- YOUR OBJECTIVE:
All of the entries must be reproduced exactly, with no images carried over.

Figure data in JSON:
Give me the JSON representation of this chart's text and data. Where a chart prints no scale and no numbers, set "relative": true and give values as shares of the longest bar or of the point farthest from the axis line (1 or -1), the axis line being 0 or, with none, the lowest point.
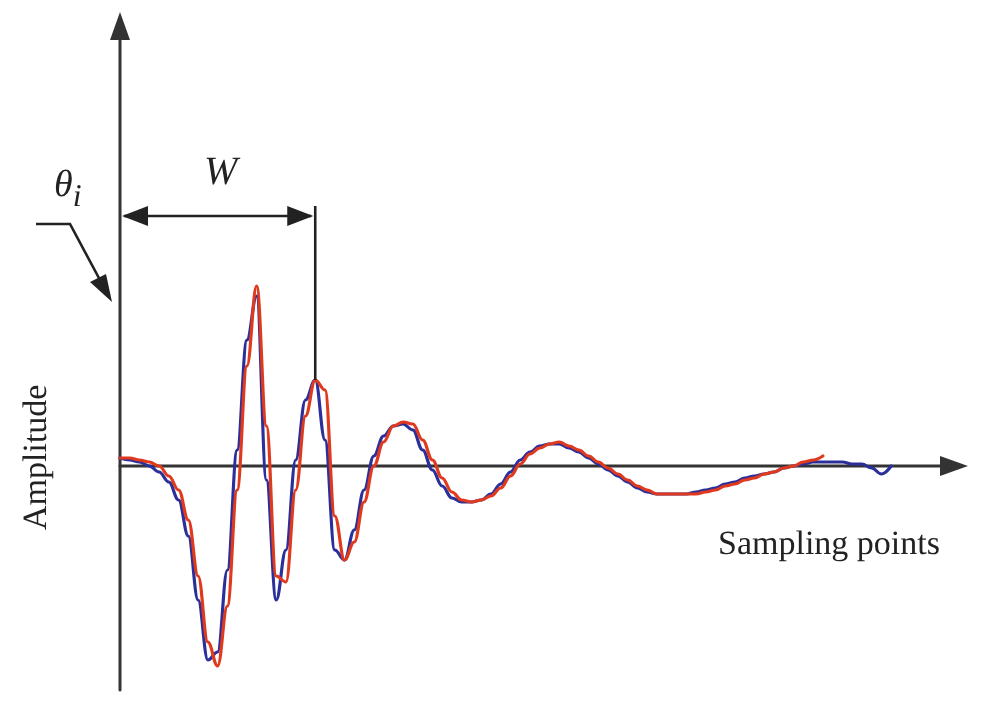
{
  "chart_data": {
    "type": "line",
    "relative": true,
    "xlabel": "Sampling points",
    "ylabel": "Amplitude",
    "annotations": [
      "θ$_{i}$",
      "W"
    ],
    "marker": "none",
    "line_style": "solid",
    "grid": false,
    "categories": [
      null,
      null,
      null,
      null,
      null,
      null,
      null,
      null,
      null,
      null,
      null,
      null,
      null,
      null,
      null,
      null,
      null,
      null,
      null,
      null,
      null,
      null,
      null,
      null,
      null,
      null,
      null,
      null,
      null,
      null,
      null,
      null,
      null,
      null,
      null,
      null,
      null,
      null,
      null,
      null,
      null,
      null,
      null,
      null,
      null,
      null,
      null,
      null,
      null,
      null,
      null,
      null,
      null,
      null,
      null,
      null,
      null,
      null,
      null,
      null,
      null,
      null,
      null,
      null,
      null,
      null,
      null,
      null,
      null,
      null,
      null,
      null,
      null,
      null,
      null,
      null,
      null,
      null,
      null,
      null,
      null,
      null,
      null,
      null,
      null
    ],
    "series": [
      {
        "color": "#2b2f9a",
        "values": [
          0.04,
          0.03,
          0.02,
          0.0,
          -0.03,
          -0.08,
          -0.17,
          -0.35,
          -0.67,
          -0.97,
          -0.93,
          -0.52,
          0.08,
          0.63,
          0.85,
          -0.07,
          -0.67,
          -0.42,
          0.03,
          0.33,
          0.43,
          0.13,
          -0.42,
          -0.47,
          -0.32,
          -0.12,
          0.05,
          0.15,
          0.2,
          0.21,
          0.18,
          0.08,
          -0.02,
          -0.1,
          -0.16,
          -0.18,
          -0.18,
          -0.17,
          -0.14,
          -0.09,
          -0.03,
          0.03,
          0.07,
          0.1,
          0.11,
          0.11,
          0.09,
          0.07,
          0.04,
          0.01,
          -0.02,
          -0.05,
          -0.08,
          -0.11,
          -0.13,
          -0.14,
          -0.14,
          -0.14,
          -0.14,
          -0.13,
          -0.12,
          -0.11,
          -0.09,
          -0.08,
          -0.06,
          -0.05,
          -0.04,
          -0.03,
          -0.01,
          0.0,
          0.01,
          0.02,
          0.02,
          0.02,
          0.02,
          0.01,
          0.01,
          -0.01,
          -0.04,
          0.0,
          null,
          null,
          null,
          null,
          null
        ]
      },
      {
        "color": "#e03a1e",
        "values": [
          0.04,
          0.04,
          0.03,
          0.02,
          0.0,
          -0.05,
          -0.12,
          -0.27,
          -0.55,
          -0.88,
          -1.0,
          -0.7,
          -0.12,
          0.5,
          0.9,
          0.2,
          -0.55,
          -0.58,
          -0.12,
          0.25,
          0.43,
          0.38,
          -0.25,
          -0.47,
          -0.38,
          -0.18,
          0.0,
          0.12,
          0.2,
          0.22,
          0.21,
          0.13,
          0.03,
          -0.06,
          -0.13,
          -0.17,
          -0.18,
          -0.17,
          -0.15,
          -0.11,
          -0.05,
          0.01,
          0.06,
          0.09,
          0.11,
          0.12,
          0.1,
          0.08,
          0.05,
          0.02,
          -0.01,
          -0.04,
          -0.07,
          -0.1,
          -0.12,
          -0.14,
          -0.14,
          -0.14,
          -0.14,
          -0.14,
          -0.13,
          -0.12,
          -0.1,
          -0.09,
          -0.07,
          -0.06,
          -0.04,
          -0.03,
          -0.01,
          0.0,
          0.02,
          0.03,
          0.05,
          null,
          null,
          null,
          null,
          null,
          null,
          null,
          null,
          null,
          null,
          null,
          null
        ]
      }
    ]
  }
}
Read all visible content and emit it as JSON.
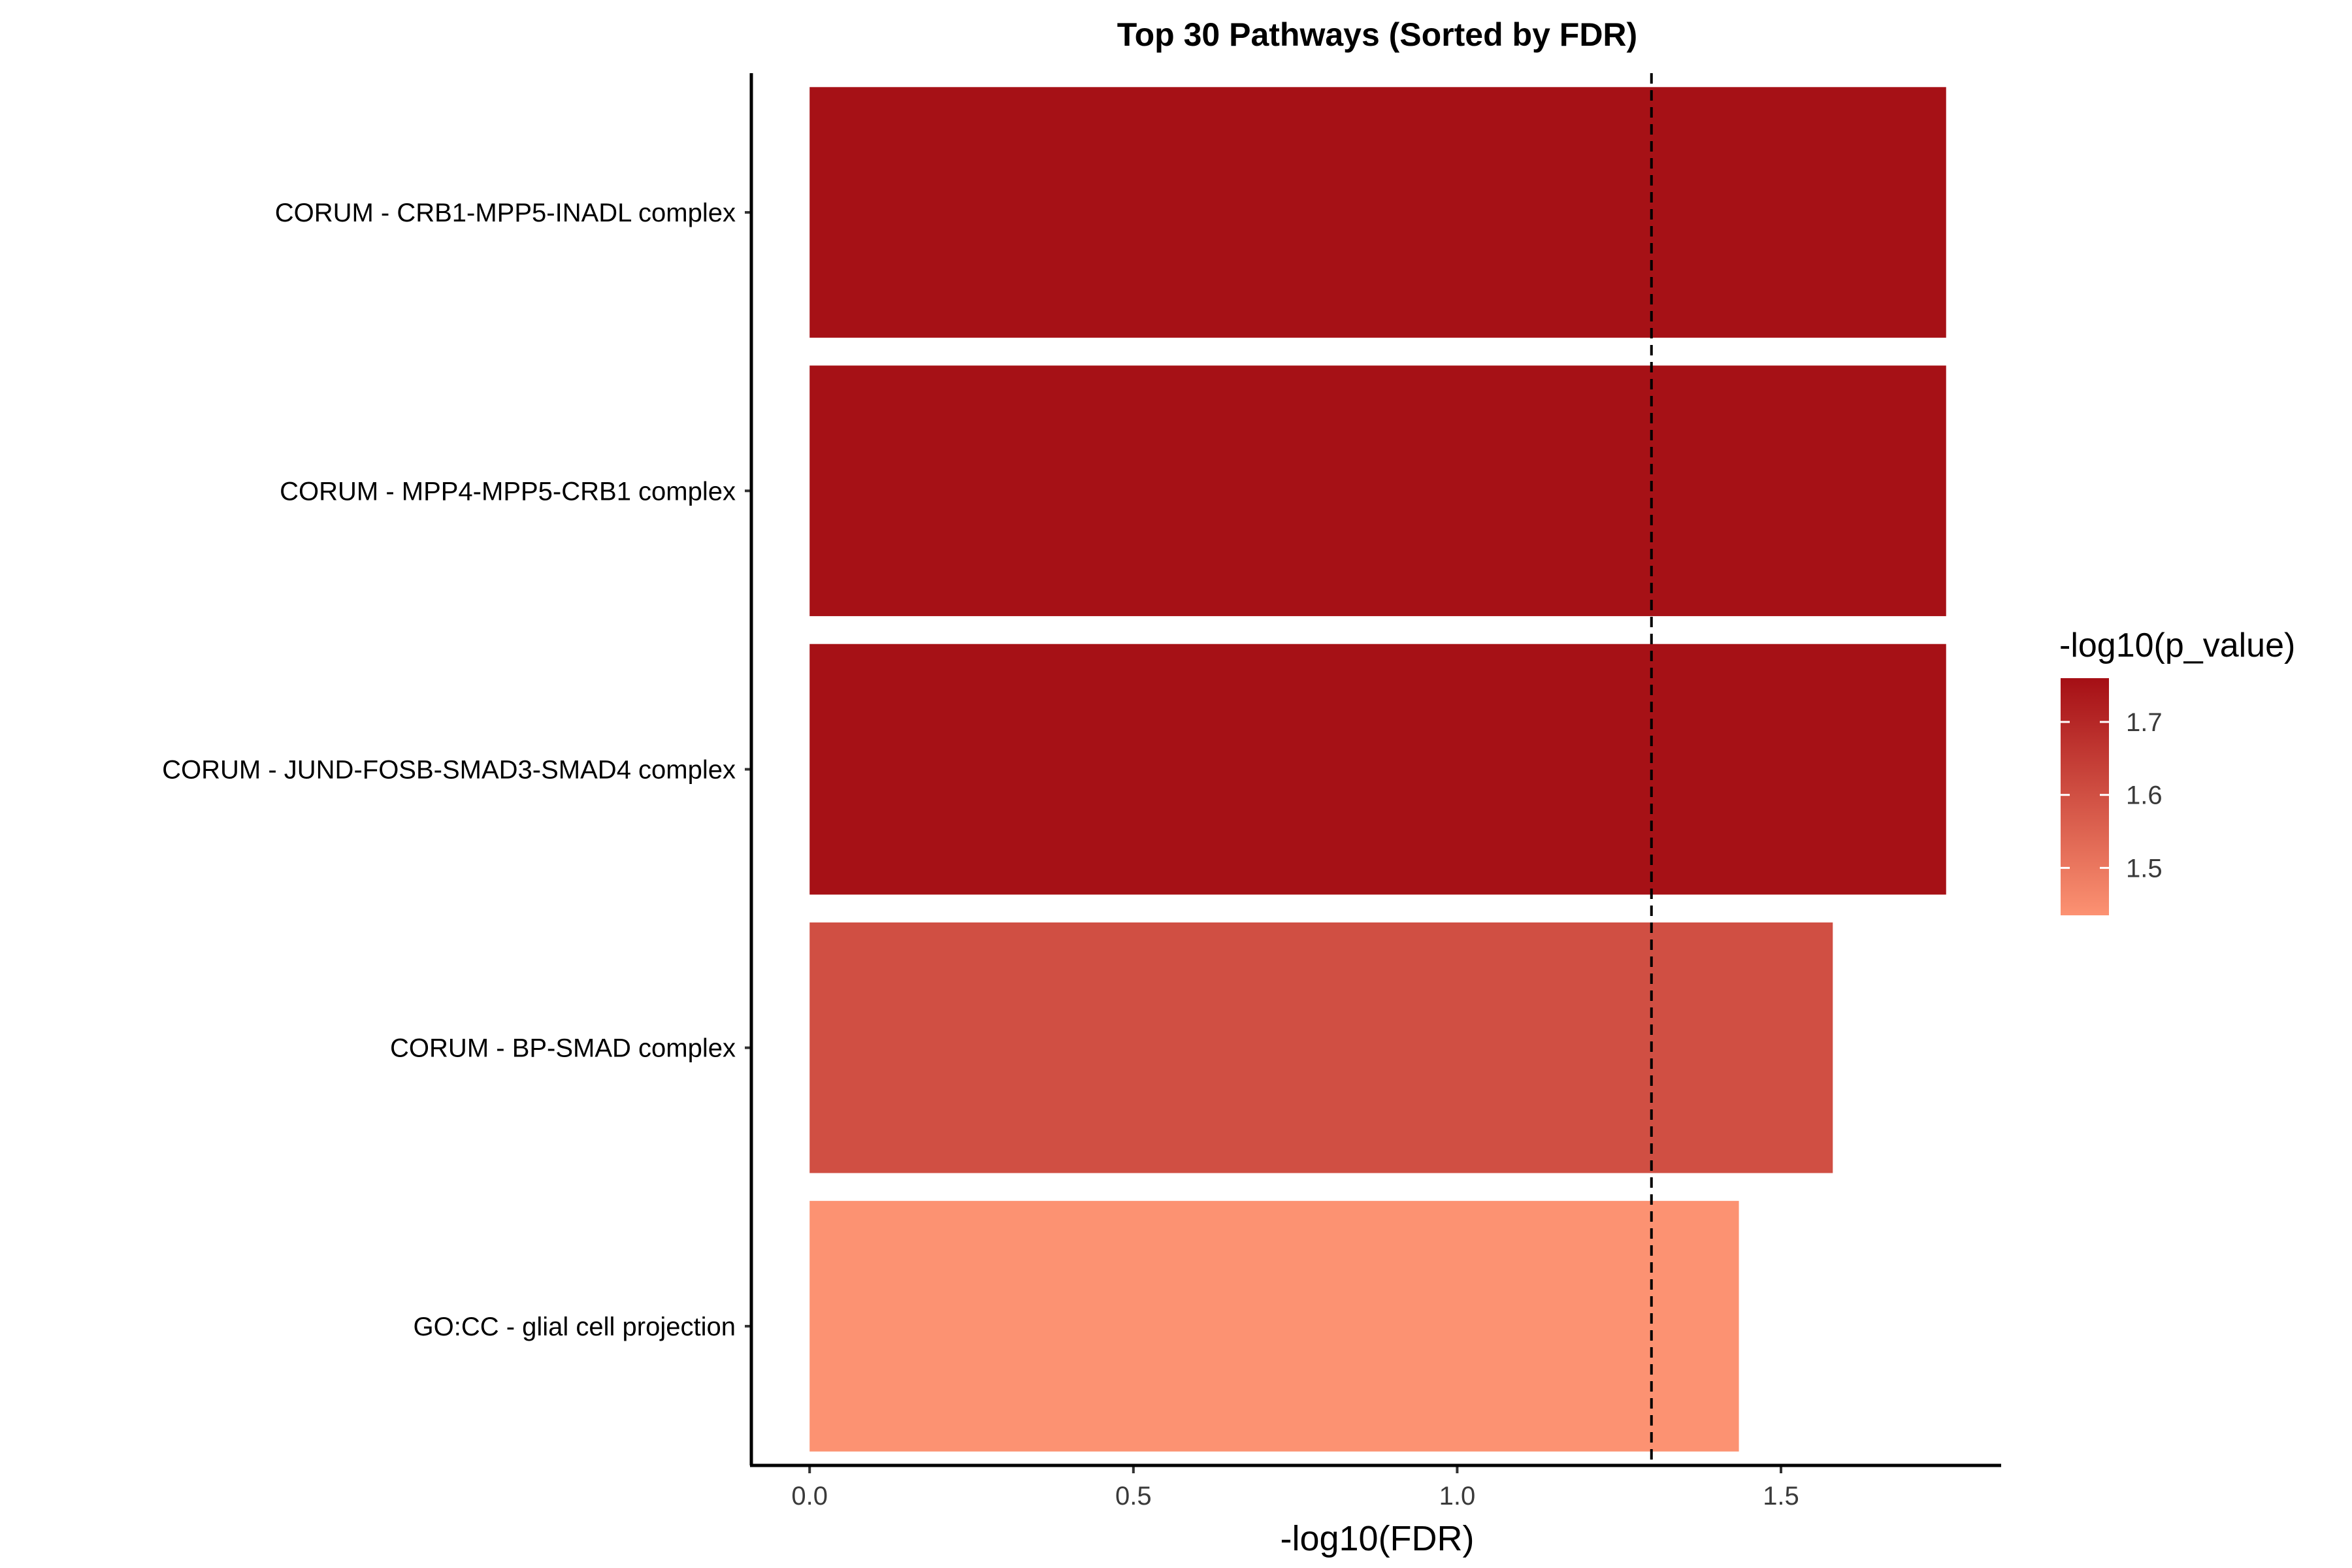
{
  "chart_data": {
    "type": "bar",
    "orientation": "horizontal",
    "title": "Top 30 Pathways (Sorted by FDR)",
    "xlabel": "-log10(FDR)",
    "ylabel": "",
    "xlim": [
      -0.09,
      1.84
    ],
    "xticks": [
      0.0,
      0.5,
      1.0,
      1.5
    ],
    "xtick_labels": [
      "0.0",
      "0.5",
      "1.0",
      "1.5"
    ],
    "threshold_line": 1.3,
    "grid": false,
    "categories": [
      "CORUM - CRB1-MPP5-INADL complex",
      "CORUM - MPP4-MPP5-CRB1 complex",
      "CORUM - JUND-FOSB-SMAD3-SMAD4 complex",
      "CORUM - BP-SMAD complex",
      "GO:CC - glial cell projection"
    ],
    "values": [
      1.755,
      1.755,
      1.755,
      1.58,
      1.435
    ],
    "color_values": [
      1.755,
      1.755,
      1.755,
      1.6,
      1.435
    ],
    "legend": {
      "title": "-log10(p_value)",
      "placement": "right",
      "range": [
        1.435,
        1.76
      ],
      "ticks": [
        1.5,
        1.6,
        1.7
      ],
      "tick_labels": [
        "1.5",
        "1.6",
        "1.7"
      ],
      "low_color": "#fc9272",
      "high_color": "#a50f15"
    }
  }
}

- FINAL ANSWER:
Give me the JSON representation of this chart's text and data. Where a chart prints no scale and no numbers, set "relative": true and give values as shares of the longest bar or of the point farthest from the axis line (1 or -1), the axis line being 0 or, with none, the lowest point.
{
  "chart_data": {
    "type": "line",
    "relative": true,
    "xlabel": "Sampling points",
    "ylabel": "Amplitude",
    "annotations": [
      "θ$_{i}$",
      "W"
    ],
    "marker": "none",
    "line_style": "solid",
    "grid": false,
    "categories": [
      null,
      null,
      null,
      null,
      null,
      null,
      null,
      null,
      null,
      null,
      null,
      null,
      null,
      null,
      null,
      null,
      null,
      null,
      null,
      null,
      null,
      null,
      null,
      null,
      null,
      null,
      null,
      null,
      null,
      null,
      null,
      null,
      null,
      null,
      null,
      null,
      null,
      null,
      null,
      null,
      null,
      null,
      null,
      null,
      null,
      null,
      null,
      null,
      null,
      null,
      null,
      null,
      null,
      null,
      null,
      null,
      null,
      null,
      null,
      null,
      null,
      null,
      null,
      null,
      null,
      null,
      null,
      null,
      null,
      null,
      null,
      null,
      null,
      null,
      null,
      null,
      null,
      null,
      null,
      null,
      null,
      null,
      null,
      null,
      null
    ],
    "series": [
      {
        "color": "#2b2f9a",
        "values": [
          0.04,
          0.03,
          0.02,
          0.0,
          -0.03,
          -0.08,
          -0.17,
          -0.35,
          -0.67,
          -0.97,
          -0.93,
          -0.52,
          0.08,
          0.63,
          0.85,
          -0.07,
          -0.67,
          -0.42,
          0.03,
          0.33,
          0.43,
          0.13,
          -0.42,
          -0.47,
          -0.32,
          -0.12,
          0.05,
          0.15,
          0.2,
          0.21,
          0.18,
          0.08,
          -0.02,
          -0.1,
          -0.16,
          -0.18,
          -0.18,
          -0.17,
          -0.14,
          -0.09,
          -0.03,
          0.03,
          0.07,
          0.1,
          0.11,
          0.11,
          0.09,
          0.07,
          0.04,
          0.01,
          -0.02,
          -0.05,
          -0.08,
          -0.11,
          -0.13,
          -0.14,
          -0.14,
          -0.14,
          -0.14,
          -0.13,
          -0.12,
          -0.11,
          -0.09,
          -0.08,
          -0.06,
          -0.05,
          -0.04,
          -0.03,
          -0.01,
          0.0,
          0.01,
          0.02,
          0.02,
          0.02,
          0.02,
          0.01,
          0.01,
          -0.01,
          -0.04,
          0.0,
          null,
          null,
          null,
          null,
          null
        ]
      },
      {
        "color": "#e03a1e",
        "values": [
          0.04,
          0.04,
          0.03,
          0.02,
          0.0,
          -0.05,
          -0.12,
          -0.27,
          -0.55,
          -0.88,
          -1.0,
          -0.7,
          -0.12,
          0.5,
          0.9,
          0.2,
          -0.55,
          -0.58,
          -0.12,
          0.25,
          0.43,
          0.38,
          -0.25,
          -0.47,
          -0.38,
          -0.18,
          0.0,
          0.12,
          0.2,
          0.22,
          0.21,
          0.13,
          0.03,
          -0.06,
          -0.13,
          -0.17,
          -0.18,
          -0.17,
          -0.15,
          -0.11,
          -0.05,
          0.01,
          0.06,
          0.09,
          0.11,
          0.12,
          0.1,
          0.08,
          0.05,
          0.02,
          -0.01,
          -0.04,
          -0.07,
          -0.1,
          -0.12,
          -0.14,
          -0.14,
          -0.14,
          -0.14,
          -0.14,
          -0.13,
          -0.12,
          -0.1,
          -0.09,
          -0.07,
          -0.06,
          -0.04,
          -0.03,
          -0.01,
          0.0,
          0.02,
          0.03,
          0.05,
          null,
          null,
          null,
          null,
          null,
          null,
          null,
          null,
          null,
          null,
          null,
          null
        ]
      }
    ]
  }
}
Read all visible content and emit it as JSON.
{
  "chart_data": {
    "type": "bar",
    "orientation": "horizontal",
    "title": "Top 30 Pathways (Sorted by FDR)",
    "xlabel": "-log10(FDR)",
    "ylabel": "",
    "xlim": [
      -0.09,
      1.84
    ],
    "xticks": [
      0.0,
      0.5,
      1.0,
      1.5
    ],
    "xtick_labels": [
      "0.0",
      "0.5",
      "1.0",
      "1.5"
    ],
    "threshold_line": 1.3,
    "grid": false,
    "categories": [
      "CORUM - CRB1-MPP5-INADL complex",
      "CORUM - MPP4-MPP5-CRB1 complex",
      "CORUM - JUND-FOSB-SMAD3-SMAD4 complex",
      "CORUM - BP-SMAD complex",
      "GO:CC - glial cell projection"
    ],
    "values": [
      1.755,
      1.755,
      1.755,
      1.58,
      1.435
    ],
    "color_values": [
      1.755,
      1.755,
      1.755,
      1.6,
      1.435
    ],
    "legend": {
      "title": "-log10(p_value)",
      "placement": "right",
      "range": [
        1.435,
        1.76
      ],
      "ticks": [
        1.5,
        1.6,
        1.7
      ],
      "tick_labels": [
        "1.5",
        "1.6",
        "1.7"
      ],
      "low_color": "#fc9272",
      "high_color": "#a50f15"
    }
  }
}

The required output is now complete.